Check every line of the entries that follow, and copy the ones containing "with".

§

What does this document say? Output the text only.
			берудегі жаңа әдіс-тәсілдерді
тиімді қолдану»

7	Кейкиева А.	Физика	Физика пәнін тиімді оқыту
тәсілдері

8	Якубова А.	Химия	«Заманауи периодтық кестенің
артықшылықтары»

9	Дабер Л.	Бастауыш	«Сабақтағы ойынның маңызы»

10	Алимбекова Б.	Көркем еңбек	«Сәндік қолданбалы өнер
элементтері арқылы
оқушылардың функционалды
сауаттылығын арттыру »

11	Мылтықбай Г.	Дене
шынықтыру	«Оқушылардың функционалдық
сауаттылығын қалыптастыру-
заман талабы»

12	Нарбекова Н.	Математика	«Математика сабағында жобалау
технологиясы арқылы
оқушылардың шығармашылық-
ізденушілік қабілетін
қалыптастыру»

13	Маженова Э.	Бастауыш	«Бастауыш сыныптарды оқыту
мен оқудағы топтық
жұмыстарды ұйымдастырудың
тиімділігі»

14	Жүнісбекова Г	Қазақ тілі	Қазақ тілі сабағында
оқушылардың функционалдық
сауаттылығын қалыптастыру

§

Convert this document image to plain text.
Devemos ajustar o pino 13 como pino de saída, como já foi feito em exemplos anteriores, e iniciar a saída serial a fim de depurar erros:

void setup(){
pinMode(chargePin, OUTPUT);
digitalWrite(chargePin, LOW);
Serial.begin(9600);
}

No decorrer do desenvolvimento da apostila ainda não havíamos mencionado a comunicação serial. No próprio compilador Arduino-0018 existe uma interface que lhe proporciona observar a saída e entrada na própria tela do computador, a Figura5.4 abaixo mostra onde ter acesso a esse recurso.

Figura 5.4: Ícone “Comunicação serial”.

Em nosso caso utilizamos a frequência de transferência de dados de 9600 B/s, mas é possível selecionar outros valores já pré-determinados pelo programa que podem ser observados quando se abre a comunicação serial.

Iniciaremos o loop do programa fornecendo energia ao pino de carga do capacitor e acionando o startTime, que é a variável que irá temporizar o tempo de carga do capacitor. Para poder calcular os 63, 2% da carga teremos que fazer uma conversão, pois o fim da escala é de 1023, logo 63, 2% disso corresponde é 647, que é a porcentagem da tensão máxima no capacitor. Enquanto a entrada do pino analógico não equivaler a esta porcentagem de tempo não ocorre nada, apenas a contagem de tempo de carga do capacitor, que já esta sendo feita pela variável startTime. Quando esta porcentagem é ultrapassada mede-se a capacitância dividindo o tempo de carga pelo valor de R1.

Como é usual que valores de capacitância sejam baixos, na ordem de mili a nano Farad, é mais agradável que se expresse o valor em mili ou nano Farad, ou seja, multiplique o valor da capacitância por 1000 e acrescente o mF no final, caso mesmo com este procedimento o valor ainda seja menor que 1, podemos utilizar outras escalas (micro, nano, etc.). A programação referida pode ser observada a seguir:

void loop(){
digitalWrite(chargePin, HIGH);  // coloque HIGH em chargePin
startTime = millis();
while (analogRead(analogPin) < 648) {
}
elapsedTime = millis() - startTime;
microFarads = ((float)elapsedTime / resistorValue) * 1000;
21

§

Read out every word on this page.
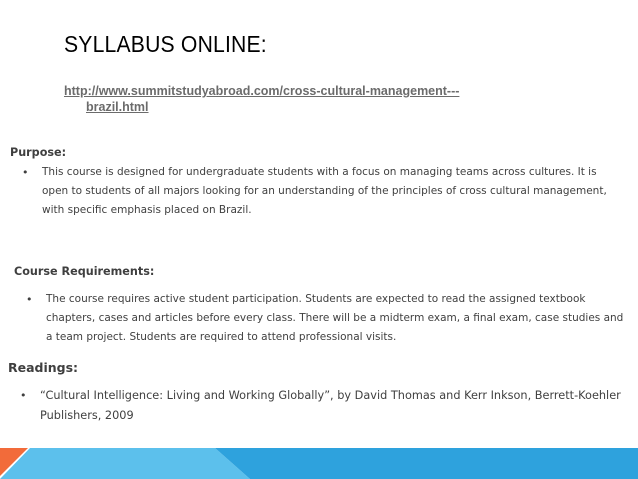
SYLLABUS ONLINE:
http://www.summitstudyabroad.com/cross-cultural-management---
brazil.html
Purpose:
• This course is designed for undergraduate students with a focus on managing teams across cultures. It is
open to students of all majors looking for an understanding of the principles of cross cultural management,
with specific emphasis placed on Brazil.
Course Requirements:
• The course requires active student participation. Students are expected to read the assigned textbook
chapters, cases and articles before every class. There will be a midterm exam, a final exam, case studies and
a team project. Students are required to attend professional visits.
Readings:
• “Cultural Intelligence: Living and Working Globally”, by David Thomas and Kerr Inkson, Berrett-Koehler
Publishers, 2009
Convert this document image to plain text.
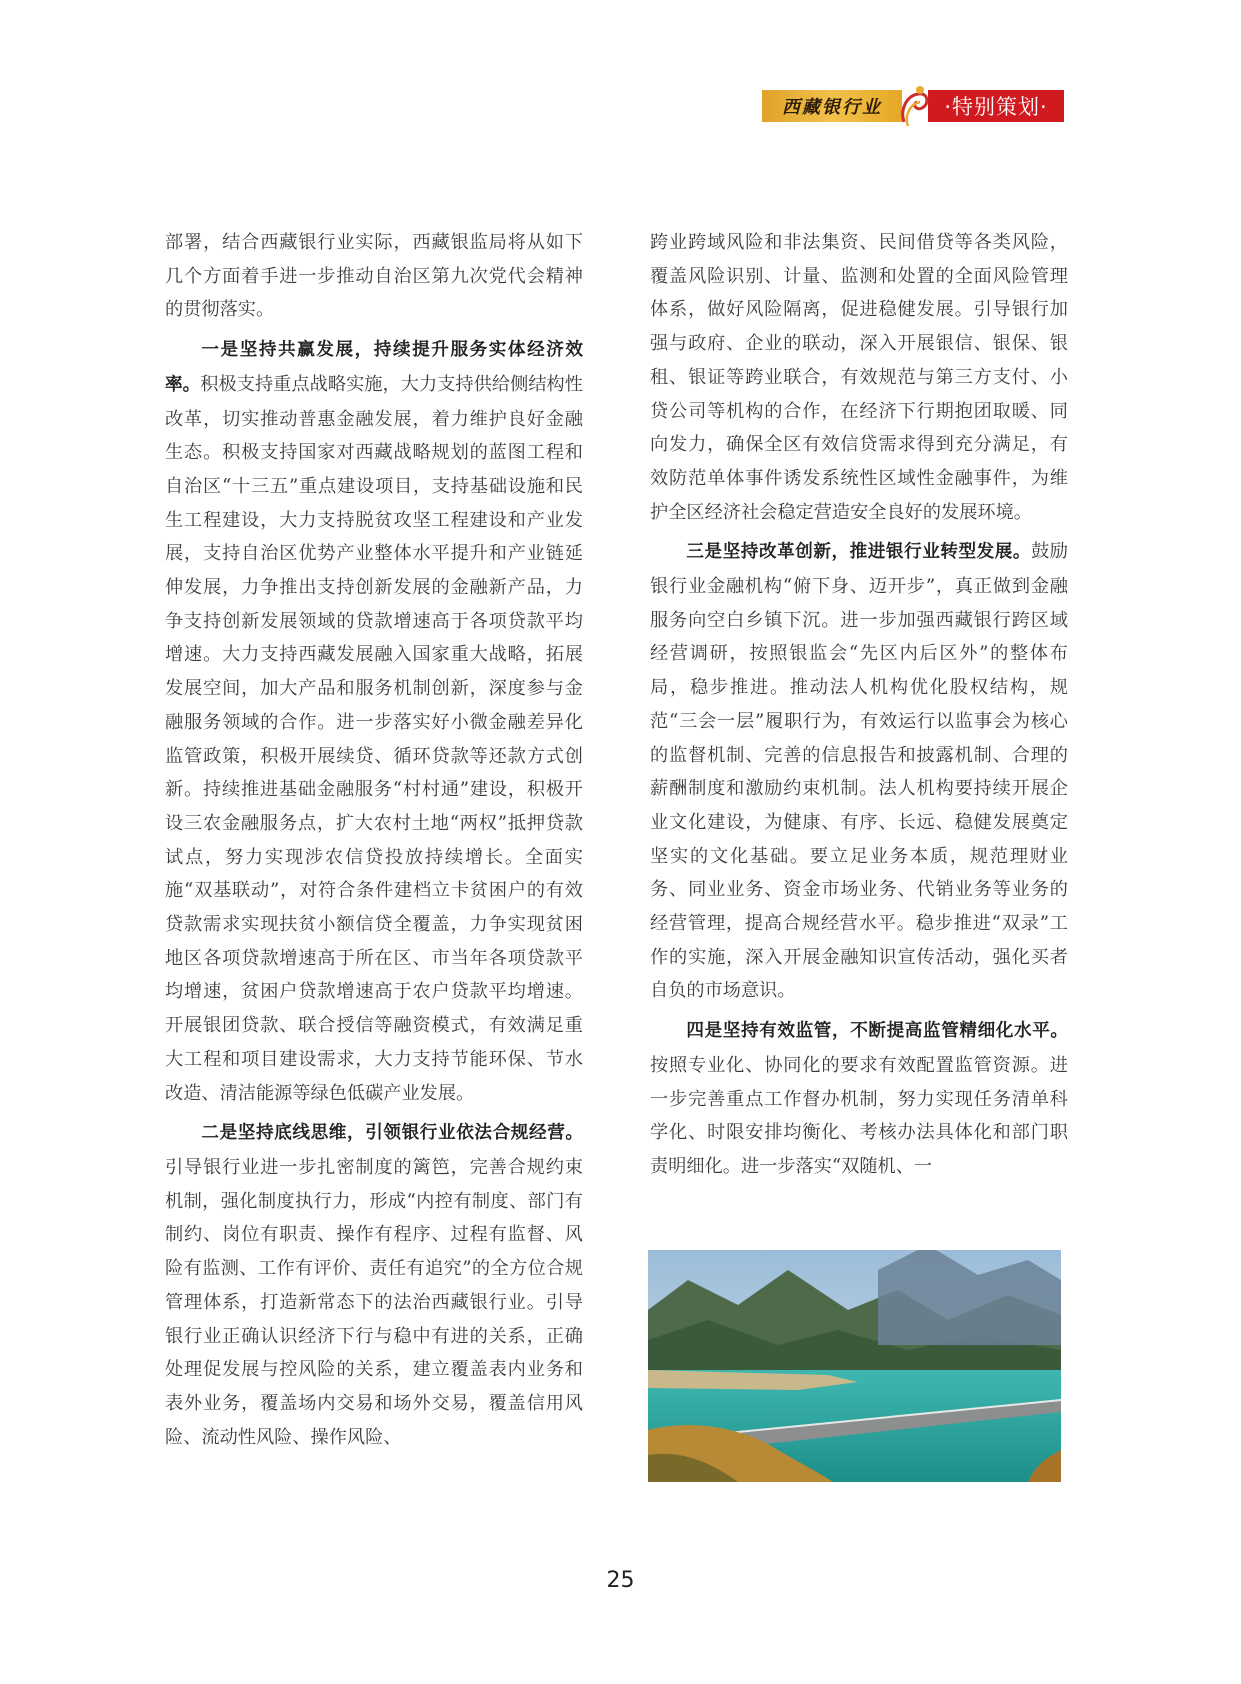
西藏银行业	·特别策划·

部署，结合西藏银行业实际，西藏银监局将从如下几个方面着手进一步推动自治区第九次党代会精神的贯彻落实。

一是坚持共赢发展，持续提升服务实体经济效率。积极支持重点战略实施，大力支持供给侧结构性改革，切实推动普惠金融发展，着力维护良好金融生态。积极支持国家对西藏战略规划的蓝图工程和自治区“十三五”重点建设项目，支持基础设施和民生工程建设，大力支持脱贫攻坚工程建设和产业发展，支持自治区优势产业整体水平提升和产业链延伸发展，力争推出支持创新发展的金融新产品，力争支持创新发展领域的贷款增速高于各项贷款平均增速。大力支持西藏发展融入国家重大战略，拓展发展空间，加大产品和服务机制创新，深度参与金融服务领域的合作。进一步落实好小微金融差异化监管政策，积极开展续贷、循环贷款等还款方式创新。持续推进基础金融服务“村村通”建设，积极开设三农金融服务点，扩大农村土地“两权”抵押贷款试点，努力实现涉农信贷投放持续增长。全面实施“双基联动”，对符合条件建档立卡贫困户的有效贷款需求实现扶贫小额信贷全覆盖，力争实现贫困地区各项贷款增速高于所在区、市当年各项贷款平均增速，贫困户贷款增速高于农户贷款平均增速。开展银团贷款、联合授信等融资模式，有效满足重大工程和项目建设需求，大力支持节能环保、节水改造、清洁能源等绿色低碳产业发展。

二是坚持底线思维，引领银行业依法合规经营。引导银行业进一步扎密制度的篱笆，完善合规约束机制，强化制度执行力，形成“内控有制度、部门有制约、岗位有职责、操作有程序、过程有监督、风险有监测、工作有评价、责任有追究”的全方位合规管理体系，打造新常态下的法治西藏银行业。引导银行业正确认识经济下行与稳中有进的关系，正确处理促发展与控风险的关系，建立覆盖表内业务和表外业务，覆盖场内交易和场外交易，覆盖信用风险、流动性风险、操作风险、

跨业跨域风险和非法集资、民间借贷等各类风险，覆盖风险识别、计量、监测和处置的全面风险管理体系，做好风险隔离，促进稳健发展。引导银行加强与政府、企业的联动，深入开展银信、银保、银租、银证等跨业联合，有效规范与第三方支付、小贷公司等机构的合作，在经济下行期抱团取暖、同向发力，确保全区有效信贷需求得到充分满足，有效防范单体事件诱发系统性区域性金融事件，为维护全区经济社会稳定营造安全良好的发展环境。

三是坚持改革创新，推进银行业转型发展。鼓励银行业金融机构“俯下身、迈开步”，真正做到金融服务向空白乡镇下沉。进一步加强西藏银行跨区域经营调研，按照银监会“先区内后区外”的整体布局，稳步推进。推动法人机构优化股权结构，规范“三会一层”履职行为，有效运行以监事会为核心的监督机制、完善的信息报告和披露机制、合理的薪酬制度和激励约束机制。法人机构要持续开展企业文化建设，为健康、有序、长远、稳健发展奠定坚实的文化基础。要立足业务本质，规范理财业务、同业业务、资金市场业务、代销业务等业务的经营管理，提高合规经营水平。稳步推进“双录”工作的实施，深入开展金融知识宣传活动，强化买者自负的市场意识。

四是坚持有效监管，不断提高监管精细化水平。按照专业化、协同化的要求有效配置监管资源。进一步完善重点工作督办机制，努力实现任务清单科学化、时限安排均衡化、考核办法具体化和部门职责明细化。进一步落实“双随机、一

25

§

SOLUTION BELOW
• This course is designed for undergraduate students with a focus on managing teams across cultures. It is
with specific emphasis placed on Brazil.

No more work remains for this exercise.